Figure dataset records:

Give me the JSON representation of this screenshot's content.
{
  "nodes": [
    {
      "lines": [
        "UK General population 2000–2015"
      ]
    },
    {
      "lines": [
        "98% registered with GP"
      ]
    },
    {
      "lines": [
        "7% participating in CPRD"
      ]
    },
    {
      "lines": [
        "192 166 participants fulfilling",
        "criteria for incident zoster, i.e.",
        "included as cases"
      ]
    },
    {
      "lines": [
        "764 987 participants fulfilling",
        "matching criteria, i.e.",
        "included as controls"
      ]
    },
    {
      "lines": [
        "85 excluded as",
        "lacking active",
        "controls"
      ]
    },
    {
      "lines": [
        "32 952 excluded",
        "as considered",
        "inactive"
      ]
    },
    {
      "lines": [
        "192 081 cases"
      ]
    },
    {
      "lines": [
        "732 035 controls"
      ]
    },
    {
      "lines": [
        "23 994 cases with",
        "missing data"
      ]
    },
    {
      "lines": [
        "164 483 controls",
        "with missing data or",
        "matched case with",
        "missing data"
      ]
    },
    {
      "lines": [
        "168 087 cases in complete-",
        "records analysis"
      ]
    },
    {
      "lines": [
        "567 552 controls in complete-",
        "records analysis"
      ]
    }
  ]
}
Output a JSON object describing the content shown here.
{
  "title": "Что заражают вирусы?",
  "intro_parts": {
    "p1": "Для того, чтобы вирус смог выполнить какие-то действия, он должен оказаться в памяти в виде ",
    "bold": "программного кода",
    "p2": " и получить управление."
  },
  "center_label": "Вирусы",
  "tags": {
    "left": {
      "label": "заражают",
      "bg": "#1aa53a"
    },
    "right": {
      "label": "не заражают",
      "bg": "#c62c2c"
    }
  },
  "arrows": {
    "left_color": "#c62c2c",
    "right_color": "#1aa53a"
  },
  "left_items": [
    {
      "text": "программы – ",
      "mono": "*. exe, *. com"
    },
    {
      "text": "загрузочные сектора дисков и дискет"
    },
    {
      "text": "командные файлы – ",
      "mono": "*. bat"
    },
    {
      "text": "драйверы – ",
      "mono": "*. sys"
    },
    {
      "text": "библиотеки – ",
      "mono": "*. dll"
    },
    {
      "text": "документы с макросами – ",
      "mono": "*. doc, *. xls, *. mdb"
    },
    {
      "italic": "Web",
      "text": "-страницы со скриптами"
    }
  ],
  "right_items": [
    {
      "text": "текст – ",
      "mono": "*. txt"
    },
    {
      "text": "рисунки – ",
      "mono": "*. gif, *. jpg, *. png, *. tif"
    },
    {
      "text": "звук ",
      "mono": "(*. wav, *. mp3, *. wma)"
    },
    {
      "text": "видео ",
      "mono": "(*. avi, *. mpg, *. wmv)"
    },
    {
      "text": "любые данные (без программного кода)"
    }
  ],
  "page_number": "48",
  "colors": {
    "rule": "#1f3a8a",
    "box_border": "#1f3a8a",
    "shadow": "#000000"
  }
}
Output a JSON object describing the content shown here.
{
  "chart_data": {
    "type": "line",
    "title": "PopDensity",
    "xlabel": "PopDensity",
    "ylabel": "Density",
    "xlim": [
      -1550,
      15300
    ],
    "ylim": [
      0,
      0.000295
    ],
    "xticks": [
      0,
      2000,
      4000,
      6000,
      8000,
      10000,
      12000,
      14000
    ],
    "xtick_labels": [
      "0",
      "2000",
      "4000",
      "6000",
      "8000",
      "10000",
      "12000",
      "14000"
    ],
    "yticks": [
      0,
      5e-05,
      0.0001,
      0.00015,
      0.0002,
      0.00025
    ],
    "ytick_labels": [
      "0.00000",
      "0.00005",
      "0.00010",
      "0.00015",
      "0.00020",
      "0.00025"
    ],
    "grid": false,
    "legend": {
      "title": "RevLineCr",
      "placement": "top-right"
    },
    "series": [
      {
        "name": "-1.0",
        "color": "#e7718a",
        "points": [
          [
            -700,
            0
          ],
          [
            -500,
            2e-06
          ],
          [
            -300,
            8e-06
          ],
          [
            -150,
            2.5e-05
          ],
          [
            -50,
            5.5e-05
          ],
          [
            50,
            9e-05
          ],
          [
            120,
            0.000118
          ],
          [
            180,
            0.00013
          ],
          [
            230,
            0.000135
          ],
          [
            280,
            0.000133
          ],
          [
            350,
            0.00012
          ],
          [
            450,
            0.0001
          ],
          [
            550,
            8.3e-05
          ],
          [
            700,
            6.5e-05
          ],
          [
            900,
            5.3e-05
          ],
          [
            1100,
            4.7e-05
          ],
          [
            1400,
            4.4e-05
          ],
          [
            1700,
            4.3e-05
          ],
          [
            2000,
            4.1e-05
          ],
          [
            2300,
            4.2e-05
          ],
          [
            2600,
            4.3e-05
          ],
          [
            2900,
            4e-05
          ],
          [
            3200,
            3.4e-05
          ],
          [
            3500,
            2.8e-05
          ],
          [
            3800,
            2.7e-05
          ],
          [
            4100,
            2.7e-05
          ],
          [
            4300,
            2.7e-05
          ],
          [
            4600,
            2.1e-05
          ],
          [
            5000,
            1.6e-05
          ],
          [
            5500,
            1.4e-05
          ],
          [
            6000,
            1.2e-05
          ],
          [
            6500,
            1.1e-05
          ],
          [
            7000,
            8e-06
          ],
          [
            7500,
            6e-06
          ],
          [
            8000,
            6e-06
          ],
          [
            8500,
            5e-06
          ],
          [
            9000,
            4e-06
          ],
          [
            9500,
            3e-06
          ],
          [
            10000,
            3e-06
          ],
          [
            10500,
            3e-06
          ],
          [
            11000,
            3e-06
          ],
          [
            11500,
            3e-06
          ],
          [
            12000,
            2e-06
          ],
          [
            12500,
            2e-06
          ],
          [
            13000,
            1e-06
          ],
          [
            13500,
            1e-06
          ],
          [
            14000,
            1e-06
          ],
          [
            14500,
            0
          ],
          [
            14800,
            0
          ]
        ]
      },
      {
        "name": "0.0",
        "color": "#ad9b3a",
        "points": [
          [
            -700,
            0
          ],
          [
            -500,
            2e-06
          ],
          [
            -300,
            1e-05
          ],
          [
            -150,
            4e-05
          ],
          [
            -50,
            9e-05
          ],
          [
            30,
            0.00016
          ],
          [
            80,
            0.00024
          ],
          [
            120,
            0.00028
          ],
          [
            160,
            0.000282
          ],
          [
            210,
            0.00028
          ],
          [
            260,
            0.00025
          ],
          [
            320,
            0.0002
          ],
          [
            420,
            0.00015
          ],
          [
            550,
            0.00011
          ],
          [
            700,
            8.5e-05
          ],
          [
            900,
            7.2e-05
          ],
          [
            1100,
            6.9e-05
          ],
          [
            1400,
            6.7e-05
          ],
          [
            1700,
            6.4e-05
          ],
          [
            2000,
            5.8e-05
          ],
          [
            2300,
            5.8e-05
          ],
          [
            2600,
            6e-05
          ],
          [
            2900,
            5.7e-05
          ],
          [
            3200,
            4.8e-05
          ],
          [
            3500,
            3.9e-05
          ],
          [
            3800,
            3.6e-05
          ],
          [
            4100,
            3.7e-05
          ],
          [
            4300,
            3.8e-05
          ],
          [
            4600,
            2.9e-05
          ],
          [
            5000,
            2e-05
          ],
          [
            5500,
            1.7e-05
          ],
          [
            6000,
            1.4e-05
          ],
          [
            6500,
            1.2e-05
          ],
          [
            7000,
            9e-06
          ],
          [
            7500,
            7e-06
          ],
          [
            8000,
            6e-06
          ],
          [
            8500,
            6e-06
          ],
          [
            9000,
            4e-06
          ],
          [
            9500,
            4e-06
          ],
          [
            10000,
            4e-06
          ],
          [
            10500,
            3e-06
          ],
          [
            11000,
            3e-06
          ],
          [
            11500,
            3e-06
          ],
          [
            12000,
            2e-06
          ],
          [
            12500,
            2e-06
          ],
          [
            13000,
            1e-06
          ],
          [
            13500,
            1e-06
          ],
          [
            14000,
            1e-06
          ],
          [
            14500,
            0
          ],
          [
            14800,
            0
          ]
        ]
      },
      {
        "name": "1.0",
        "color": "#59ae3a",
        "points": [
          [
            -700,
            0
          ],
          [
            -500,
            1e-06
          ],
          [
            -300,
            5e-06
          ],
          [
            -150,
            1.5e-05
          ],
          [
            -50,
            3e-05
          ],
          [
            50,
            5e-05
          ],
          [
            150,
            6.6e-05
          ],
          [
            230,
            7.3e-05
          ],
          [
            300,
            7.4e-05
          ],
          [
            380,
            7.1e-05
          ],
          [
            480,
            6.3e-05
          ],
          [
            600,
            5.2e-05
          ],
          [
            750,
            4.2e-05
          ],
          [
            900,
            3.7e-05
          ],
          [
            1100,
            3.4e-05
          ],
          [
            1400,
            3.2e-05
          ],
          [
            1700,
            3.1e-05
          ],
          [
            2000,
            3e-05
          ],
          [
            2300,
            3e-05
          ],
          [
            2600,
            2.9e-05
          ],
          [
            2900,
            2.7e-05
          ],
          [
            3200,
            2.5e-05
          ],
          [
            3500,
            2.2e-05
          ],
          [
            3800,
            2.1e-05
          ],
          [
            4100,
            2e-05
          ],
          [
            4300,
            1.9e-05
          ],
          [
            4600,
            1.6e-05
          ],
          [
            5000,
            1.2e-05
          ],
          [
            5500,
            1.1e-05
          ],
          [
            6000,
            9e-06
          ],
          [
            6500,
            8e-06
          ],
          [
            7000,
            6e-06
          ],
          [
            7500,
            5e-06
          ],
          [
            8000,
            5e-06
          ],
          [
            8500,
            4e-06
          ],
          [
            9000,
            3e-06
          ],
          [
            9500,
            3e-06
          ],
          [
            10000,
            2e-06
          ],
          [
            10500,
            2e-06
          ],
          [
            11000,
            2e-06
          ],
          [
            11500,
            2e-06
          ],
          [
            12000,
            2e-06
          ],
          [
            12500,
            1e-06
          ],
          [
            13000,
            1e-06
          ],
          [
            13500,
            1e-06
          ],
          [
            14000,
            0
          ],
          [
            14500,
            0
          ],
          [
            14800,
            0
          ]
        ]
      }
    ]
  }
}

• **Goal of the exercise**:
Say how many lines in the records above hold "controls", and give no other text.

• **Output of the task**:
5